**Data:**
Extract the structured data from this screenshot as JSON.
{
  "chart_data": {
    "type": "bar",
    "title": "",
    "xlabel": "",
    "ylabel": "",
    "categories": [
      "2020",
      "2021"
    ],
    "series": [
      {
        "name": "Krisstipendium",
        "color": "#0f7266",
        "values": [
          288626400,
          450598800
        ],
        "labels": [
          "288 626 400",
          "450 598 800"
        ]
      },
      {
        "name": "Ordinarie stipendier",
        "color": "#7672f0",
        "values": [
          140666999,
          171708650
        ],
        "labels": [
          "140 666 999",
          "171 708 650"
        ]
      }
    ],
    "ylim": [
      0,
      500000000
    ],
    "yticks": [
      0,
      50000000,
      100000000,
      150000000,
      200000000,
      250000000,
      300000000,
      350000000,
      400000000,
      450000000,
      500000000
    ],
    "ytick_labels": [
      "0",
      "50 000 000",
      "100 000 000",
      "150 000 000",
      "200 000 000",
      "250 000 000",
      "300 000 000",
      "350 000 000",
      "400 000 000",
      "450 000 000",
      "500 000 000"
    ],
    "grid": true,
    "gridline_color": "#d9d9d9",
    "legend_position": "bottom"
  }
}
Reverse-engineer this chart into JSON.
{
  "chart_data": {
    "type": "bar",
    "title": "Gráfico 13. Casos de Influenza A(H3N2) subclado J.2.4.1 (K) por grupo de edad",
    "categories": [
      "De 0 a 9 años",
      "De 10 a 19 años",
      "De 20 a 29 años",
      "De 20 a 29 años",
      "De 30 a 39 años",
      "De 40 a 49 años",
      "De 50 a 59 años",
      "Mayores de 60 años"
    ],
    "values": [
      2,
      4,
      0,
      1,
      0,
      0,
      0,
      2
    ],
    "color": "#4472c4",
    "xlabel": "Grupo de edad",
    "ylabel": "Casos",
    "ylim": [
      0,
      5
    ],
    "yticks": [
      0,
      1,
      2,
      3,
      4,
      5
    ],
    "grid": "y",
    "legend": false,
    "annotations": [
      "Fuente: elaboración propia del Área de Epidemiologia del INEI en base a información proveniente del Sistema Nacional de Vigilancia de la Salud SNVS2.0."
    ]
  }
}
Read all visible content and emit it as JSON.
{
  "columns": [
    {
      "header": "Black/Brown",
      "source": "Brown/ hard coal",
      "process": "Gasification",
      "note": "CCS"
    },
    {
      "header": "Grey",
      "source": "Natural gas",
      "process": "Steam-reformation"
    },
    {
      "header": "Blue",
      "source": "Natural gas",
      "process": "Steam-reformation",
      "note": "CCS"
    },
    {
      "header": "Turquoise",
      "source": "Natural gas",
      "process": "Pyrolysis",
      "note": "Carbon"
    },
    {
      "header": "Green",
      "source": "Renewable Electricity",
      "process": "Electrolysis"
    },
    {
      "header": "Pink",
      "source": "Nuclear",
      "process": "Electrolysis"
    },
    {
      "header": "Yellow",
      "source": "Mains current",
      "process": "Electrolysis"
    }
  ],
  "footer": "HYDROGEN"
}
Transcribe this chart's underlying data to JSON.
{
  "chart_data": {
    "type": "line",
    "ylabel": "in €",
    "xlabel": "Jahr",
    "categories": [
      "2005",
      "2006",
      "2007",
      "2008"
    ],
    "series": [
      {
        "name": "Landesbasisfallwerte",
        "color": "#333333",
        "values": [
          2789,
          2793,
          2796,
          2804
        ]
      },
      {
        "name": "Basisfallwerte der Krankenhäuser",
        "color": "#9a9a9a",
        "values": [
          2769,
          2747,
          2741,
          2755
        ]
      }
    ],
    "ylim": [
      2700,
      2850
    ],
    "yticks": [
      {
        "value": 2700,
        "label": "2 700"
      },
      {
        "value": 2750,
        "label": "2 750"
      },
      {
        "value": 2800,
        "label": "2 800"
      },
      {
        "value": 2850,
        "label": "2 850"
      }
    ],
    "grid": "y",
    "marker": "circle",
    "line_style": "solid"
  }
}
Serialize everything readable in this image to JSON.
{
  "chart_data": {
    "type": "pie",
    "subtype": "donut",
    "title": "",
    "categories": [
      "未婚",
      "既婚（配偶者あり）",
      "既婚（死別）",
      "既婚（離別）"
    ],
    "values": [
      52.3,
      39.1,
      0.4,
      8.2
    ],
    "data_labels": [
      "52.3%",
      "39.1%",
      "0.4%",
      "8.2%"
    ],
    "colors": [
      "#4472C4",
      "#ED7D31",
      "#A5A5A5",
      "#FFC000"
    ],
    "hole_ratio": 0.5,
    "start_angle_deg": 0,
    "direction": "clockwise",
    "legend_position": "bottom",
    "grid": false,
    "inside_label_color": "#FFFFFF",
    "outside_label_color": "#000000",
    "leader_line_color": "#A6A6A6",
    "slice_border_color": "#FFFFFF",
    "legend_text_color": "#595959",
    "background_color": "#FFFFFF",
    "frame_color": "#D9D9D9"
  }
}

**What you are asked to do:**
Exact output of every entry is required.

**Task result:**
Extract the structured data from this screenshot as JSON.
{
  "chart_data": {
    "type": "bar",
    "title": "",
    "xlabel": "",
    "ylabel": "",
    "categories": [
      "2020",
      "2021"
    ],
    "series": [
      {
        "name": "Krisstipendium",
        "color": "#0f7266",
        "values": [
          288626400,
          450598800
        ],
        "labels": [
          "288 626 400",
          "450 598 800"
        ]
      },
      {
        "name": "Ordinarie stipendier",
        "color": "#7672f0",
        "values": [
          140666999,
          171708650
        ],
        "labels": [
          "140 666 999",
          "171 708 650"
        ]
      }
    ],
    "ylim": [
      0,
      500000000
    ],
    "yticks": [
      0,
      50000000,
      100000000,
      150000000,
      200000000,
      250000000,
      300000000,
      350000000,
      400000000,
      450000000,
      500000000
    ],
    "ytick_labels": [
      "0",
      "50 000 000",
      "100 000 000",
      "150 000 000",
      "200 000 000",
      "250 000 000",
      "300 000 000",
      "350 000 000",
      "400 000 000",
      "450 000 000",
      "500 000 000"
    ],
    "grid": true,
    "gridline_color": "#d9d9d9",
    "legend_position": "bottom"
  }
}
Reverse-engineer this chart into JSON.
{
  "chart_data": {
    "type": "bar",
    "title": "Gráfico 13. Casos de Influenza A(H3N2) subclado J.2.4.1 (K) por grupo de edad",
    "categories": [
      "De 0 a 9 años",
      "De 10 a 19 años",
      "De 20 a 29 años",
      "De 20 a 29 años",
      "De 30 a 39 años",
      "De 40 a 49 años",
      "De 50 a 59 años",
      "Mayores de 60 años"
    ],
    "values": [
      2,
      4,
      0,
      1,
      0,
      0,
      0,
      2
    ],
    "color": "#4472c4",
    "xlabel": "Grupo de edad",
    "ylabel": "Casos",
    "ylim": [
      0,
      5
    ],
    "yticks": [
      0,
      1,
      2,
      3,
      4,
      5
    ],
    "grid": "y",
    "legend": false,
    "annotations": [
      "Fuente: elaboración propia del Área de Epidemiologia del INEI en base a información proveniente del Sistema Nacional de Vigilancia de la Salud SNVS2.0."
    ]
  }
}
Read all visible content and emit it as JSON.
{
  "columns": [
    {
      "header": "Black/Brown",
      "source": "Brown/ hard coal",
      "process": "Gasification",
      "note": "CCS"
    },
    {
      "header": "Grey",
      "source": "Natural gas",
      "process": "Steam-reformation"
    },
    {
      "header": "Blue",
      "source": "Natural gas",
      "process": "Steam-reformation",
      "note": "CCS"
    },
    {
      "header": "Turquoise",
      "source": "Natural gas",
      "process": "Pyrolysis",
      "note": "Carbon"
    },
    {
      "header": "Green",
      "source": "Renewable Electricity",
      "process": "Electrolysis"
    },
    {
      "header": "Pink",
      "source": "Nuclear",
      "process": "Electrolysis"
    },
    {
      "header": "Yellow",
      "source": "Mains current",
      "process": "Electrolysis"
    }
  ],
  "footer": "HYDROGEN"
}
Transcribe this chart's underlying data to JSON.
{
  "chart_data": {
    "type": "line",
    "ylabel": "in €",
    "xlabel": "Jahr",
    "categories": [
      "2005",
      "2006",
      "2007",
      "2008"
    ],
    "series": [
      {
        "name": "Landesbasisfallwerte",
        "color": "#333333",
        "values": [
          2789,
          2793,
          2796,
          2804
        ]
      },
      {
        "name": "Basisfallwerte der Krankenhäuser",
        "color": "#9a9a9a",
        "values": [
          2769,
          2747,
          2741,
          2755
        ]
      }
    ],
    "ylim": [
      2700,
      2850
    ],
    "yticks": [
      {
        "value": 2700,
        "label": "2 700"
      },
      {
        "value": 2750,
        "label": "2 750"
      },
      {
        "value": 2800,
        "label": "2 800"
      },
      {
        "value": 2850,
        "label": "2 850"
      }
    ],
    "grid": "y",
    "marker": "circle",
    "line_style": "solid"
  }
}
Serialize everything readable in this image to JSON.
{
  "chart_data": {
    "type": "pie",
    "subtype": "donut",
    "title": "",
    "categories": [
      "未婚",
      "既婚（配偶者あり）",
      "既婚（死別）",
      "既婚（離別）"
    ],
    "values": [
      52.3,
      39.1,
      0.4,
      8.2
    ],
    "data_labels": [
      "52.3%",
      "39.1%",
      "0.4%",
      "8.2%"
    ],
    "colors": [
      "#4472C4",
      "#ED7D31",
      "#A5A5A5",
      "#FFC000"
    ],
    "hole_ratio": 0.5,
    "start_angle_deg": 0,
    "direction": "clockwise",
    "legend_position": "bottom",
    "grid": false,
    "inside_label_color": "#FFFFFF",
    "outside_label_color": "#000000",
    "leader_line_color": "#A6A6A6",
    "slice_border_color": "#FFFFFF",
    "legend_text_color": "#595959",
    "background_color": "#FFFFFF",
    "frame_color": "#D9D9D9"
  }
}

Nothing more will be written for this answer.